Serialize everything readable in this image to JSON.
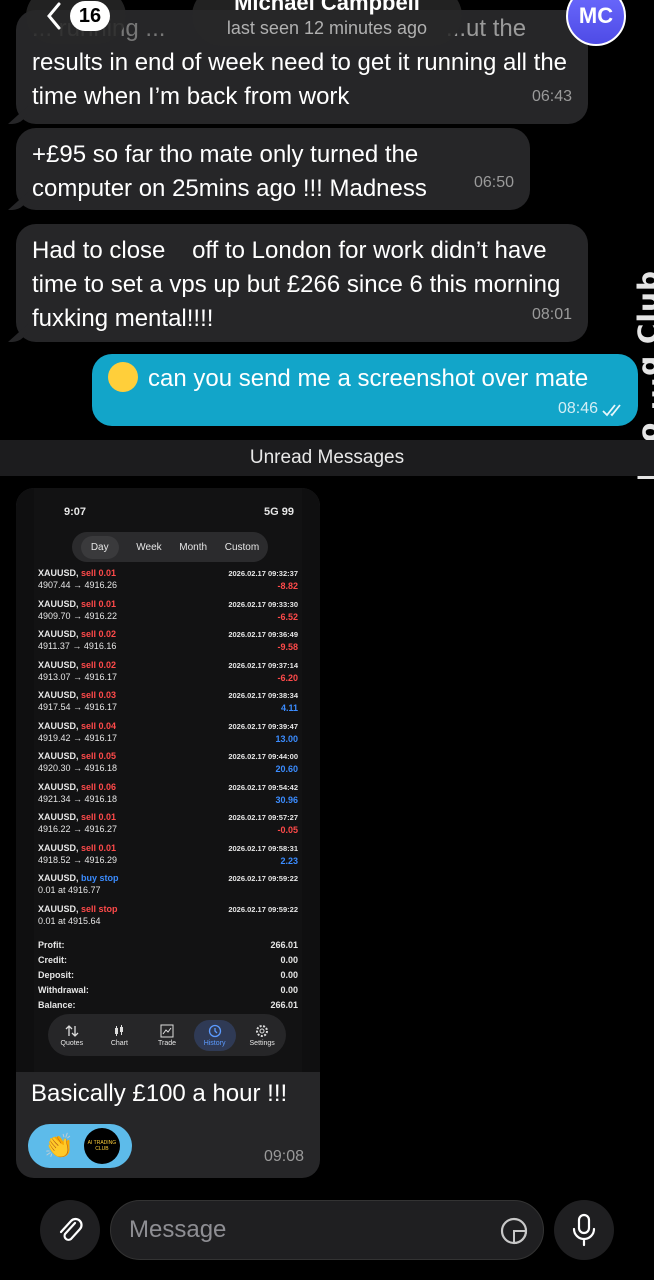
{
  "header": {
    "back_count": "16",
    "name": "Michael Campbell",
    "status": "last seen 12 minutes ago",
    "avatar_initials": "MC"
  },
  "wallpaper_text": "Luo ...g Club",
  "messages": [
    {
      "line1_faded": "... running ...",
      "line1_end": "...ut the",
      "text": "results in end of week need to get it running all the time when I’m back from work",
      "time": "06:43"
    },
    {
      "text": "+£95 so far tho mate only turned the computer on 25mins ago !!! Madness",
      "time": "06:50"
    },
    {
      "text": "Had to close    off to London for work didn’t have time to set a vps up but £266 since 6 this morning fuxking mental!!!!",
      "time": "08:01"
    }
  ],
  "outgoing": {
    "text": "can you send me a screenshot over mate",
    "time": "08:46",
    "emoji": "exploding-head"
  },
  "unread_label": "Unread Messages",
  "screenshot": {
    "clock": "9:07",
    "network": "5G 99",
    "segments": [
      "Day",
      "Week",
      "Month",
      "Custom"
    ],
    "active_segment": "Day",
    "trades": [
      {
        "sym": "XAUUSD,",
        "side": "sell 0.01",
        "route": "4907.44 → 4916.26",
        "date": "2026.02.17 09:32:37",
        "profit": "-8.82",
        "pcolor": "red"
      },
      {
        "sym": "XAUUSD,",
        "side": "sell 0.01",
        "route": "4909.70 → 4916.22",
        "date": "2026.02.17 09:33:30",
        "profit": "-6.52",
        "pcolor": "red"
      },
      {
        "sym": "XAUUSD,",
        "side": "sell 0.02",
        "route": "4911.37 → 4916.16",
        "date": "2026.02.17 09:36:49",
        "profit": "-9.58",
        "pcolor": "red"
      },
      {
        "sym": "XAUUSD,",
        "side": "sell 0.02",
        "route": "4913.07 → 4916.17",
        "date": "2026.02.17 09:37:14",
        "profit": "-6.20",
        "pcolor": "red"
      },
      {
        "sym": "XAUUSD,",
        "side": "sell 0.03",
        "route": "4917.54 → 4916.17",
        "date": "2026.02.17 09:38:34",
        "profit": "4.11",
        "pcolor": "blue"
      },
      {
        "sym": "XAUUSD,",
        "side": "sell 0.04",
        "route": "4919.42 → 4916.17",
        "date": "2026.02.17 09:39:47",
        "profit": "13.00",
        "pcolor": "blue"
      },
      {
        "sym": "XAUUSD,",
        "side": "sell 0.05",
        "route": "4920.30 → 4916.18",
        "date": "2026.02.17 09:44:00",
        "profit": "20.60",
        "pcolor": "blue"
      },
      {
        "sym": "XAUUSD,",
        "side": "sell 0.06",
        "route": "4921.34 → 4916.18",
        "date": "2026.02.17 09:54:42",
        "profit": "30.96",
        "pcolor": "blue"
      },
      {
        "sym": "XAUUSD,",
        "side": "sell 0.01",
        "route": "4916.22 → 4916.27",
        "date": "2026.02.17 09:57:27",
        "profit": "-0.05",
        "pcolor": "red"
      },
      {
        "sym": "XAUUSD,",
        "side": "sell 0.01",
        "route": "4918.52 → 4916.29",
        "date": "2026.02.17 09:58:31",
        "profit": "2.23",
        "pcolor": "blue"
      },
      {
        "sym": "XAUUSD,",
        "side": "buy stop",
        "route": "0.01 at 4916.77",
        "date": "2026.02.17 09:59:22",
        "profit": "",
        "pcolor": "blue",
        "sidecolor": "blue"
      },
      {
        "sym": "XAUUSD,",
        "side": "sell stop",
        "route": "0.01 at 4915.64",
        "date": "2026.02.17 09:59:22",
        "profit": "",
        "pcolor": "red"
      }
    ],
    "summary": [
      {
        "label": "Profit:",
        "value": "266.01"
      },
      {
        "label": "Credit:",
        "value": "0.00"
      },
      {
        "label": "Deposit:",
        "value": "0.00"
      },
      {
        "label": "Withdrawal:",
        "value": "0.00"
      },
      {
        "label": "Balance:",
        "value": "266.01"
      }
    ],
    "tabs": [
      "Quotes",
      "Chart",
      "Trade",
      "History",
      "Settings"
    ],
    "active_tab": "History"
  },
  "photo_message": {
    "caption": "Basically £100 a hour !!!",
    "time": "09:08",
    "reaction_logo_text": "AI TRADING CLUB"
  },
  "composer": {
    "placeholder": "Message"
  }
}
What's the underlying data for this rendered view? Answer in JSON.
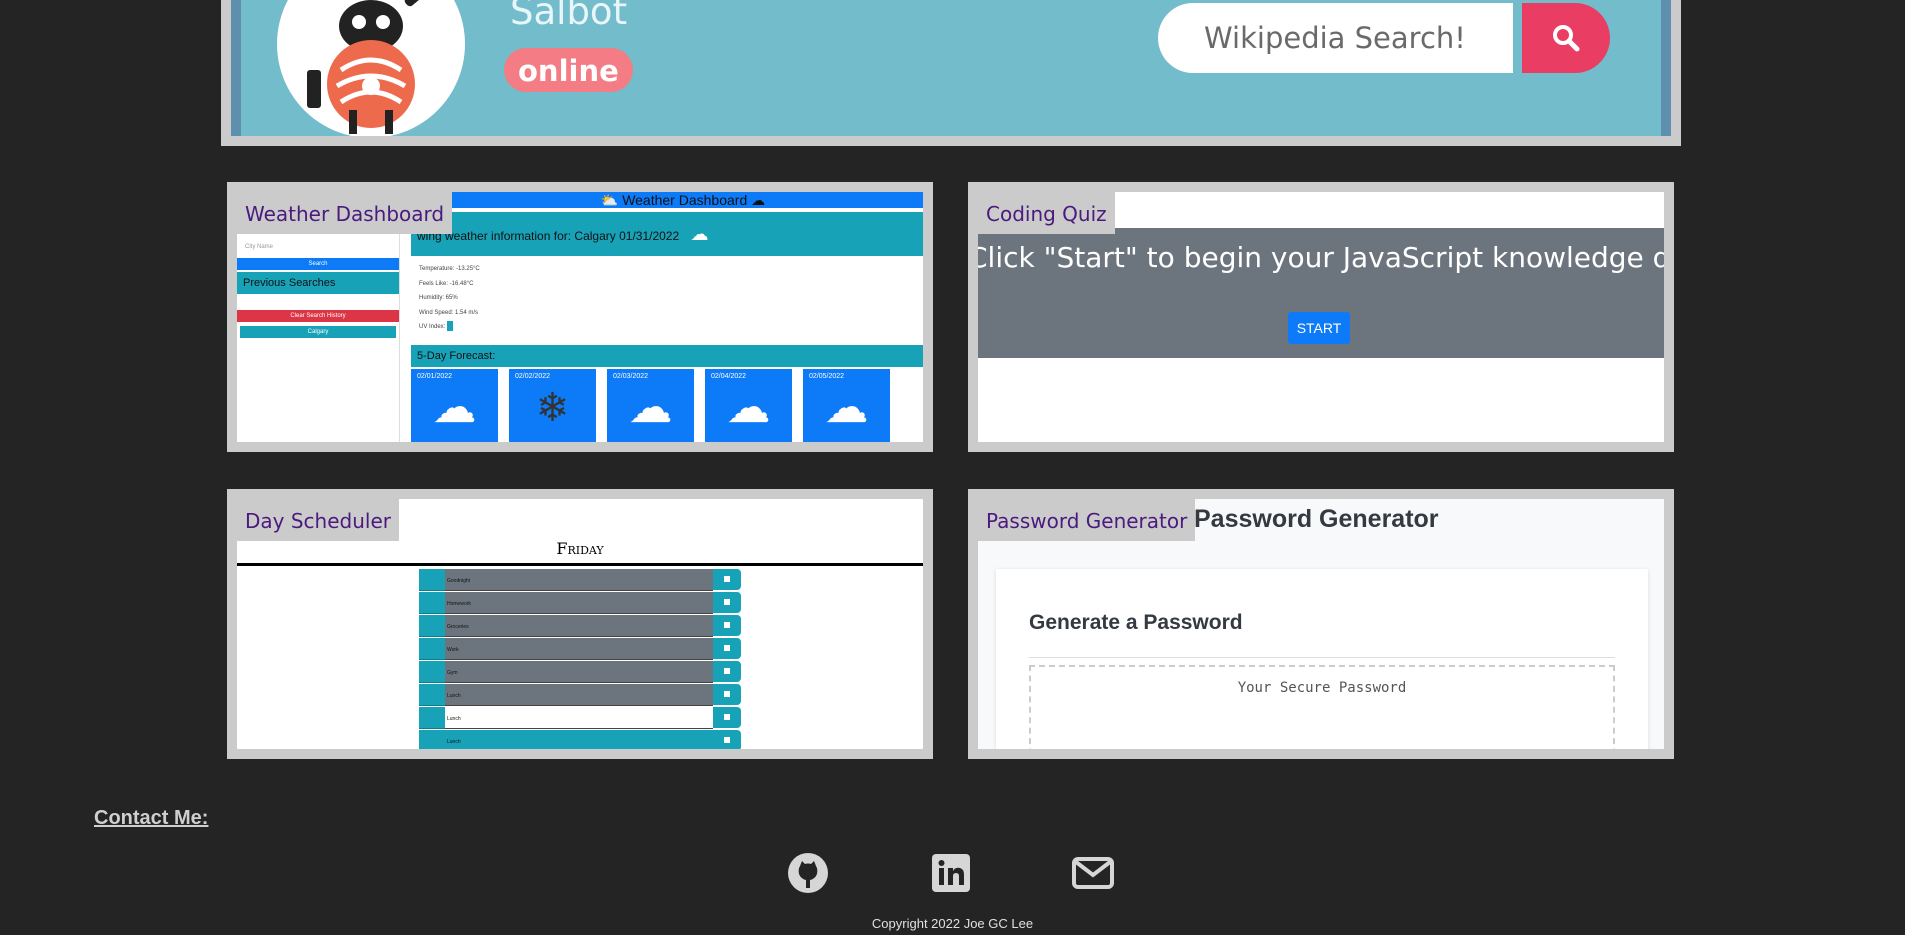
{
  "salbot": {
    "name": "Salbot",
    "status": "online",
    "search_placeholder": "Wikipedia Search!"
  },
  "projects": [
    {
      "title": "Weather Dashboard",
      "preview": {
        "heading": "Weather Dashboard",
        "city_placeholder": "City Name",
        "search_label": "Search",
        "previous_label": "Previous Searches",
        "clear_label": "Clear Search History",
        "history_item": "Calgary",
        "current_text": "wing weather information for: Calgary 01/31/2022",
        "stats": [
          "Temperature: -13.25°C",
          "Feels Like: -16.48°C",
          "Humidity: 65%",
          "Wind Speed: 1.54 m/s",
          "UV Index: "
        ],
        "forecast_label": "5-Day Forecast:",
        "forecast_dates": [
          "02/01/2022",
          "02/02/2022",
          "02/03/2022",
          "02/04/2022",
          "02/05/2022"
        ]
      }
    },
    {
      "title": "Coding Quiz",
      "preview": {
        "prompt": "Click \"Start\" to begin your JavaScript knowledge quiz!",
        "start_label": "START"
      }
    },
    {
      "title": "Day Scheduler",
      "preview": {
        "day": "Friday",
        "entries": [
          "Goodnight",
          "Homework",
          "Groceries",
          "Work",
          "Gym",
          "Lunch",
          "Lunch",
          "Lunch"
        ]
      }
    },
    {
      "title": "Password Generator",
      "preview": {
        "heading": "Password Generator",
        "subheading": "Generate a Password",
        "placeholder": "Your Secure Password"
      }
    }
  ],
  "footer": {
    "contact_label": "Contact Me:",
    "social_icons": [
      "github-icon",
      "linkedin-icon",
      "email-icon"
    ],
    "copyright": "Copyright 2022 Joe GC Lee"
  },
  "colors": {
    "background": "#242424",
    "card_frame": "#cbcbcb",
    "label_text": "#4b1a7e",
    "salbot_bg": "#73bccb",
    "salbot_accent": "#ea3d63",
    "bootstrap_primary": "#0d7bf7",
    "bootstrap_info": "#17a2b8"
  }
}
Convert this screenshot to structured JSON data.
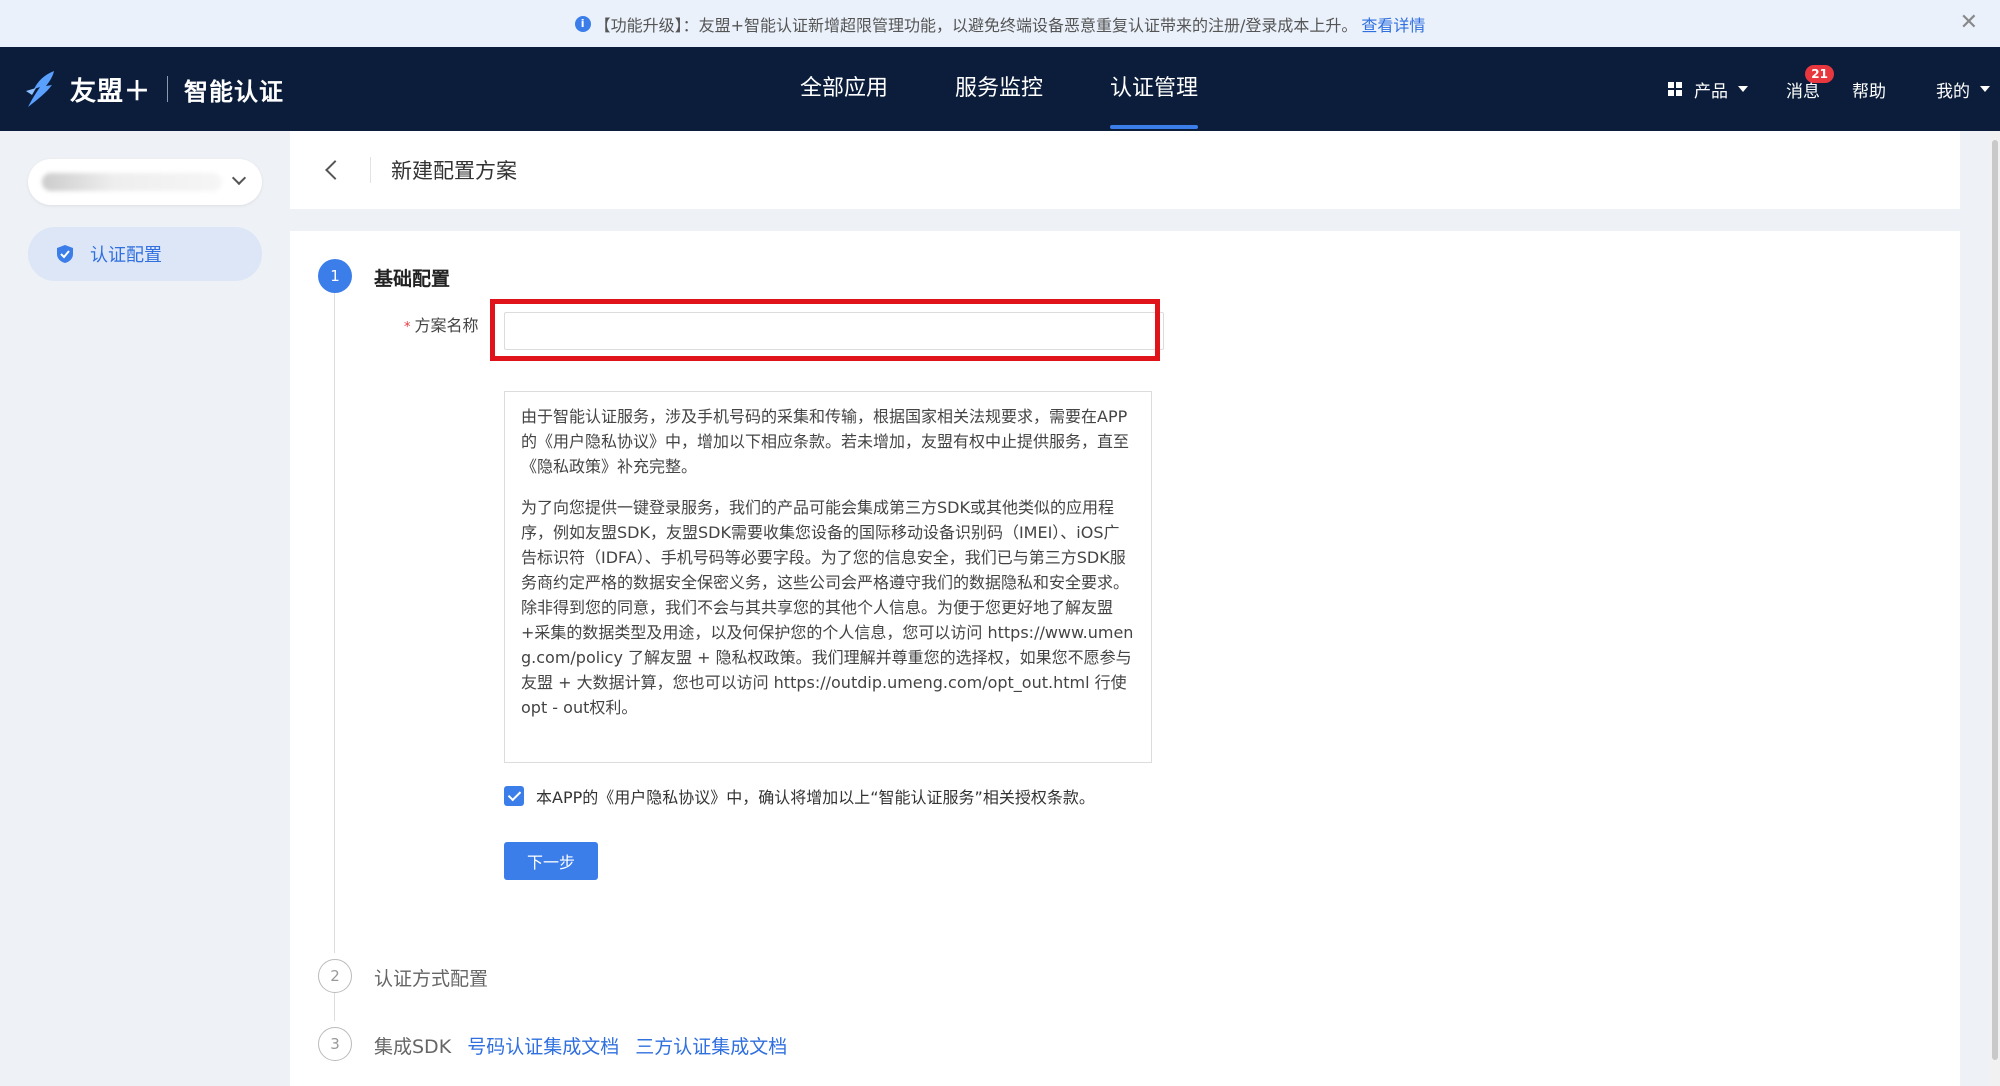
{
  "announcement": {
    "icon": "info-icon",
    "text": "【功能升级】：友盟+智能认证新增超限管理功能，以避免终端设备恶意重复认证带来的注册/登录成本上升。",
    "link": "查看详情",
    "close": "✕"
  },
  "brand": {
    "name": "友盟＋",
    "product": "智能认证"
  },
  "nav": {
    "tabs": [
      {
        "label": "全部应用"
      },
      {
        "label": "服务监控"
      },
      {
        "label": "认证管理"
      }
    ],
    "active_tab": "认证管理",
    "product_label": "产品",
    "messages_label": "消息",
    "messages_count": "21",
    "help_label": "帮助",
    "mine_label": "我的"
  },
  "sidebar": {
    "items": [
      {
        "label": "认证配置",
        "icon": "shield-icon"
      }
    ]
  },
  "header": {
    "title": "新建配置方案"
  },
  "steps": [
    {
      "number": "1",
      "title": "基础配置"
    },
    {
      "number": "2",
      "title": "认证方式配置"
    },
    {
      "number": "3",
      "title": "集成SDK"
    }
  ],
  "form": {
    "required_mark": "*",
    "name_label": "方案名称",
    "name_value": "",
    "agreement_paragraphs": [
      "由于智能认证服务，涉及手机号码的采集和传输，根据国家相关法规要求，需要在APP的《用户隐私协议》中，增加以下相应条款。若未增加，友盟有权中止提供服务，直至《隐私政策》补充完整。",
      "为了向您提供一键登录服务，我们的产品可能会集成第三方SDK或其他类似的应用程序，例如友盟SDK，友盟SDK需要收集您设备的国际移动设备识别码（IMEI）、iOS广告标识符（IDFA）、手机号码等必要字段。为了您的信息安全，我们已与第三方SDK服务商约定严格的数据安全保密义务，这些公司会严格遵守我们的数据隐私和安全要求。除非得到您的同意，我们不会与其共享您的其他个人信息。为便于您更好地了解友盟+采集的数据类型及用途，以及何保护您的个人信息，您可以访问 https://www.umeng.com/policy 了解友盟 + 隐私权政策。我们理解并尊重您的选择权，如果您不愿参与友盟 + 大数据计算，您也可以访问 https://outdip.umeng.com/opt_out.html 行使opt - out权利。"
    ],
    "confirm_checked": true,
    "confirm_text": "本APP的《用户隐私协议》中，确认将增加以上“智能认证服务”相关授权条款。",
    "next_button": "下一步"
  },
  "sdk_links": {
    "phone_doc": "号码认证集成文档",
    "third_party_doc": "三方认证集成文档"
  }
}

Stated problem:
Pull every line containing the word "Generator" out of the material and copy it.

Answer:
      "title": "Password Generator",
        "heading": "Password Generator",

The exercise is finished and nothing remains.